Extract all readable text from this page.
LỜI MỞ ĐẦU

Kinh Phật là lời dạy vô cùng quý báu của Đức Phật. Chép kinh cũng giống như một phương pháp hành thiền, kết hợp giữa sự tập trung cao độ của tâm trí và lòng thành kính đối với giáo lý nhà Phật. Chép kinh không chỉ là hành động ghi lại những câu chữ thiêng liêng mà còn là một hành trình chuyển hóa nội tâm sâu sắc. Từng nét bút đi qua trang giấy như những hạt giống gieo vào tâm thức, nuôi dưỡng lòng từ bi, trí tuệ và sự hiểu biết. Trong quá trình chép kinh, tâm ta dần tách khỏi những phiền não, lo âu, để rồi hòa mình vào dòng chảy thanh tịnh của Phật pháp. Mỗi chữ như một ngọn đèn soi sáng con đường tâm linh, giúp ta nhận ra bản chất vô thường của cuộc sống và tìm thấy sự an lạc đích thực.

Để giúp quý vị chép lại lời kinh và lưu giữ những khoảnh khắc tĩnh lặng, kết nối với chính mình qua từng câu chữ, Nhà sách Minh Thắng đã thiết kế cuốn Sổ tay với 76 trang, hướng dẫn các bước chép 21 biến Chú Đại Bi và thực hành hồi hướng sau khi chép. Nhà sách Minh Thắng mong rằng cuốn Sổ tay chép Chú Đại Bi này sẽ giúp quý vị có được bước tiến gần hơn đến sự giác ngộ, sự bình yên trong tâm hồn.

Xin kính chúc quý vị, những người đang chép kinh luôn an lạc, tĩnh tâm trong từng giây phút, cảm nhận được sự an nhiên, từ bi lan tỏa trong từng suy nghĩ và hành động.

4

_ _ _ _

| TASK DESCRIPTION |
The records above should be returned exactly.

| CORRECT RESPONSE |
Extract all readable text from this page.
LỜI MỞ ĐẦU

Kinh Phật là lời dạy vô cùng quý báu của Đức Phật. Chép kinh cũng giống như một phương pháp hành thiền, kết hợp giữa sự tập trung cao độ của tâm trí và lòng thành kính đối với giáo lý nhà Phật. Chép kinh không chỉ là hành động ghi lại những câu chữ thiêng liêng mà còn là một hành trình chuyển hóa nội tâm sâu sắc. Từng nét bút đi qua trang giấy như những hạt giống gieo vào tâm thức, nuôi dưỡng lòng từ bi, trí tuệ và sự hiểu biết. Trong quá trình chép kinh, tâm ta dần tách khỏi những phiền não, lo âu, để rồi hòa mình vào dòng chảy thanh tịnh của Phật pháp. Mỗi chữ như một ngọn đèn soi sáng con đường tâm linh, giúp ta nhận ra bản chất vô thường của cuộc sống và tìm thấy sự an lạc đích thực.

Để giúp quý vị chép lại lời kinh và lưu giữ những khoảnh khắc tĩnh lặng, kết nối với chính mình qua từng câu chữ, Nhà sách Minh Thắng đã thiết kế cuốn Sổ tay với 76 trang, hướng dẫn các bước chép 21 biến Chú Đại Bi và thực hành hồi hướng sau khi chép. Nhà sách Minh Thắng mong rằng cuốn Sổ tay chép Chú Đại Bi này sẽ giúp quý vị có được bước tiến gần hơn đến sự giác ngộ, sự bình yên trong tâm hồn.

Xin kính chúc quý vị, những người đang chép kinh luôn an lạc, tĩnh tâm trong từng giây phút, cảm nhận được sự an nhiên, từ bi lan tỏa trong từng suy nghĩ và hành động.

4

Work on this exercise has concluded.